= Problem statement =
Using the records below, give the number of lines where the word "piston" appears, with no further output.

= Entries provided =
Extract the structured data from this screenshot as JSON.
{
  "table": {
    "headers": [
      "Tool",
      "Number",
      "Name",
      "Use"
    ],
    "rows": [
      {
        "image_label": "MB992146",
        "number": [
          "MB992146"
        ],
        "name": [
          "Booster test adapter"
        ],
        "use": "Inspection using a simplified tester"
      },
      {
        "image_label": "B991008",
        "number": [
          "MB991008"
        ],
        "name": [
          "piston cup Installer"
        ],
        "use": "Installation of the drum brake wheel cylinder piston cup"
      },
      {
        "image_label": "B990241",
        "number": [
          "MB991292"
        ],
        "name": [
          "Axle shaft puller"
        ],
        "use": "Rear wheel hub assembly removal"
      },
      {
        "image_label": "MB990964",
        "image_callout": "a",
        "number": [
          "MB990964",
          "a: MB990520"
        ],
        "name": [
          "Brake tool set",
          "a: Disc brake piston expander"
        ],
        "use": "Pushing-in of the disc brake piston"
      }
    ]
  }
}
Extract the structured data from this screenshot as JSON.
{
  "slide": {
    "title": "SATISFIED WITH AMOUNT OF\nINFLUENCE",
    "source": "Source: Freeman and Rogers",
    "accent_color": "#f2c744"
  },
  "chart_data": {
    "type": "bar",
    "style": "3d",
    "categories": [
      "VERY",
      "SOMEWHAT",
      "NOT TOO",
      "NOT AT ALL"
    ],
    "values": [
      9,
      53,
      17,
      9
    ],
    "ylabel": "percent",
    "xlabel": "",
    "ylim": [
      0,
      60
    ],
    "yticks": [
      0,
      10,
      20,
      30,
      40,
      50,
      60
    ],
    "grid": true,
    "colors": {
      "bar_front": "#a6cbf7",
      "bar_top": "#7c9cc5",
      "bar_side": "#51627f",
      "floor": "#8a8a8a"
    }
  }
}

= Right answer =
4